### REQUIREMENT
Search the records for "panel". Copy every line where it appears.

### RECORDS FOR THIS EXERCISE
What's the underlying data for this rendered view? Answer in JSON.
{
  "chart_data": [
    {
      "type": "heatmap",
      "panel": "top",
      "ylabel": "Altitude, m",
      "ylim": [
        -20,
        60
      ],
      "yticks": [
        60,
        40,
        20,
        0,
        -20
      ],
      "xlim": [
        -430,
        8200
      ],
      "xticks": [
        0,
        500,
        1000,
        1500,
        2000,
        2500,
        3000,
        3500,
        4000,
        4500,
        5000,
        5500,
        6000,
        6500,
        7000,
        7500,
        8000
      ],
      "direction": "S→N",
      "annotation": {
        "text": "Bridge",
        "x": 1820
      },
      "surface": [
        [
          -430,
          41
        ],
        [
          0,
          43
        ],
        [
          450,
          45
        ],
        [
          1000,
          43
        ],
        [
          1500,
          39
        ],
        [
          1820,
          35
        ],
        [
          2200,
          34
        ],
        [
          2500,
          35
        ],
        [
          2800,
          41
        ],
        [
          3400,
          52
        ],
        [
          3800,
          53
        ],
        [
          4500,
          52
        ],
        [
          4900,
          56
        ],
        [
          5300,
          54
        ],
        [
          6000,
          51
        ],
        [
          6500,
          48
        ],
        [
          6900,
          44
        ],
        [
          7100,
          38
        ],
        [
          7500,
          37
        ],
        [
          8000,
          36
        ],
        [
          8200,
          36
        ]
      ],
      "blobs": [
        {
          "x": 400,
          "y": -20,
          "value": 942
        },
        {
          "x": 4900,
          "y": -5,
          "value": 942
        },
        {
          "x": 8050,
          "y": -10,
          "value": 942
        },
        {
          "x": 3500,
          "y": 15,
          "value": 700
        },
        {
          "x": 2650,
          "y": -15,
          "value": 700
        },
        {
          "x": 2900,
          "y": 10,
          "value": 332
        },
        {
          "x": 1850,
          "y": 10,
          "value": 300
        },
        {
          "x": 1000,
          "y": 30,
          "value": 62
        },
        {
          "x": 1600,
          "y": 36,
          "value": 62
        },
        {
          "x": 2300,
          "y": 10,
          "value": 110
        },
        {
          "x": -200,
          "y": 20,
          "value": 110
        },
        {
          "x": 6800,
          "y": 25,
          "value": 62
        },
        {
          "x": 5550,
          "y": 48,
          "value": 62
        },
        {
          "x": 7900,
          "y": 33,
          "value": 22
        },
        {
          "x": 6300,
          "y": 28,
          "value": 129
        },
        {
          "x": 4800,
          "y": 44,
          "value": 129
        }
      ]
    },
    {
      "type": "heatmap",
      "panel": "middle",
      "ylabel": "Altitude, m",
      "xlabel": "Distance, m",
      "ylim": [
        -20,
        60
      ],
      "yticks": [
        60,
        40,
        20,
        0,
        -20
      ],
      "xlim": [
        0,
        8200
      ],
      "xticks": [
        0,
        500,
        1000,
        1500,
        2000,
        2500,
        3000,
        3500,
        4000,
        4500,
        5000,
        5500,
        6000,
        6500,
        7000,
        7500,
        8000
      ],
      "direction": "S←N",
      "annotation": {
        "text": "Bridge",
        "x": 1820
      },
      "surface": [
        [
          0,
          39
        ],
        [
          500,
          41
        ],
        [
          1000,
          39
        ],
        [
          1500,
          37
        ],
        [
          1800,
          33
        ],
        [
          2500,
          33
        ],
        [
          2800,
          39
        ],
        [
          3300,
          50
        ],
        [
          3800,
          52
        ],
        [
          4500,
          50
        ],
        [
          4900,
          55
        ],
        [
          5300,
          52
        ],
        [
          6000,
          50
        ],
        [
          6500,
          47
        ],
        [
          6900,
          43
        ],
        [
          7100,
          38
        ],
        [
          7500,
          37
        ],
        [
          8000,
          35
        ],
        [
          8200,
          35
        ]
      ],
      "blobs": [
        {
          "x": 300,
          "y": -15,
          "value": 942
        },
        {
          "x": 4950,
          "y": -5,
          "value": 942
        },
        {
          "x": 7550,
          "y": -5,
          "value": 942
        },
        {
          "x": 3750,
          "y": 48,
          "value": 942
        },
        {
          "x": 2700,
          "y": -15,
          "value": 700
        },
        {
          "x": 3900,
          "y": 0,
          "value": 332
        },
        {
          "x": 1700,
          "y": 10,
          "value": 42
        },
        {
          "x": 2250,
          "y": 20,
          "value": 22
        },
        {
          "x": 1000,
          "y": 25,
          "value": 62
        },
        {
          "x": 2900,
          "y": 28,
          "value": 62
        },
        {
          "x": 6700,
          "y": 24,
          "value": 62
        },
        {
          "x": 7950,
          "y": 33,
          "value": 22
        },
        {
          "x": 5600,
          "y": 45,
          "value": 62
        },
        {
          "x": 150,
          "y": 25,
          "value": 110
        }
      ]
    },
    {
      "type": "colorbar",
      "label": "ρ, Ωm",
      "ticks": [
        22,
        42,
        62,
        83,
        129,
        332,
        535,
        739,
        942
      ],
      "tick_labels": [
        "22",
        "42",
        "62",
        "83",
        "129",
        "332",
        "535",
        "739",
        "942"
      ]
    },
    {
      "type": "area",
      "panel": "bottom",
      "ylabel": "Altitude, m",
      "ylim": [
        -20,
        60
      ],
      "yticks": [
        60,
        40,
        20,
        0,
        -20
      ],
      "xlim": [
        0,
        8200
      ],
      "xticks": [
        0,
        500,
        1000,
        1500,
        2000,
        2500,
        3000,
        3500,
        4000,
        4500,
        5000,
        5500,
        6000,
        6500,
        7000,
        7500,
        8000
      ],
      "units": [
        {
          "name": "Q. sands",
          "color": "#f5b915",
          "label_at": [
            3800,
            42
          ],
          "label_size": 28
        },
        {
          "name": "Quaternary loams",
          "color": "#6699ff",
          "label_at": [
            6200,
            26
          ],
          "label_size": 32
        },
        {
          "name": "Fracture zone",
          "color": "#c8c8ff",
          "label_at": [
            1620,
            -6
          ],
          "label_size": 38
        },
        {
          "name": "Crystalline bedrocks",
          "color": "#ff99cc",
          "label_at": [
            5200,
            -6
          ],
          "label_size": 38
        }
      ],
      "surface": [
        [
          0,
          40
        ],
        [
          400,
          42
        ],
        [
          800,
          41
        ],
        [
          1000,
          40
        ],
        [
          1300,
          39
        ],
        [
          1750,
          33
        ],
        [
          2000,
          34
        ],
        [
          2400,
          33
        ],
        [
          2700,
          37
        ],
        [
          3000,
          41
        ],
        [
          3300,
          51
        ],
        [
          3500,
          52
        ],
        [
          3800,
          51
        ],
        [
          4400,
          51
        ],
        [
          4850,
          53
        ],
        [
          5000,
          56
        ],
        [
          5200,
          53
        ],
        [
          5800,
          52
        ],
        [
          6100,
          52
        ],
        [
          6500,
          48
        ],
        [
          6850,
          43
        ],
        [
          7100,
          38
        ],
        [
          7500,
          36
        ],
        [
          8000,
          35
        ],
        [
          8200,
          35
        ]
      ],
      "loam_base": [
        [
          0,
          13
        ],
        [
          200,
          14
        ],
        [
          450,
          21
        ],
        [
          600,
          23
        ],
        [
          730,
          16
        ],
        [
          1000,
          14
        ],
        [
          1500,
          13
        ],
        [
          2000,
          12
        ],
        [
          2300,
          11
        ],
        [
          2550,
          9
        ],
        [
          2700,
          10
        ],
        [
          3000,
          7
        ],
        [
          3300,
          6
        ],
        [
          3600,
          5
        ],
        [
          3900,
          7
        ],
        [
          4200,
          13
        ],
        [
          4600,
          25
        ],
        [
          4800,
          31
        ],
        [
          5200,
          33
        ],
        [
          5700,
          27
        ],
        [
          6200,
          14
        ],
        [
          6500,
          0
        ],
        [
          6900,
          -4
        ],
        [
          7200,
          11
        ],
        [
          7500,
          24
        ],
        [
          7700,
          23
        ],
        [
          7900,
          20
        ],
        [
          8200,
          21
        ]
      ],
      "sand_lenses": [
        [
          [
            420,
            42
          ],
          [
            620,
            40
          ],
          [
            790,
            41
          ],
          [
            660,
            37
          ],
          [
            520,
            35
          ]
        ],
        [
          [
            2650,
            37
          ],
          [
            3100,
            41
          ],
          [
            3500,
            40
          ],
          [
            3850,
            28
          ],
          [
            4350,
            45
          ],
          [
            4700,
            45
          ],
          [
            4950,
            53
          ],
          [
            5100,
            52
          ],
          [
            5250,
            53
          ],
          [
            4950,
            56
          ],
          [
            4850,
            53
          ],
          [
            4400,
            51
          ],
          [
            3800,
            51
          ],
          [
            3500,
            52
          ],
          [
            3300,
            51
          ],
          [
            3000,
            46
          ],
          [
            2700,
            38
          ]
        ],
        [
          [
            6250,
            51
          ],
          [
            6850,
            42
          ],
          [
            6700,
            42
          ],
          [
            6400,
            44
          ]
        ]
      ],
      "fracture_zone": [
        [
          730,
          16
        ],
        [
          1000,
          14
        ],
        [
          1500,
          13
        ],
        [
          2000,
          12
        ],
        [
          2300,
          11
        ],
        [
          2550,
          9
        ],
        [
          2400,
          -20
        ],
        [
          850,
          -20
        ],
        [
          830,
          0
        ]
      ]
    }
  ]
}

### FINISHED TASK
      "panel": "top",
      "panel": "middle",
      "panel": "bottom",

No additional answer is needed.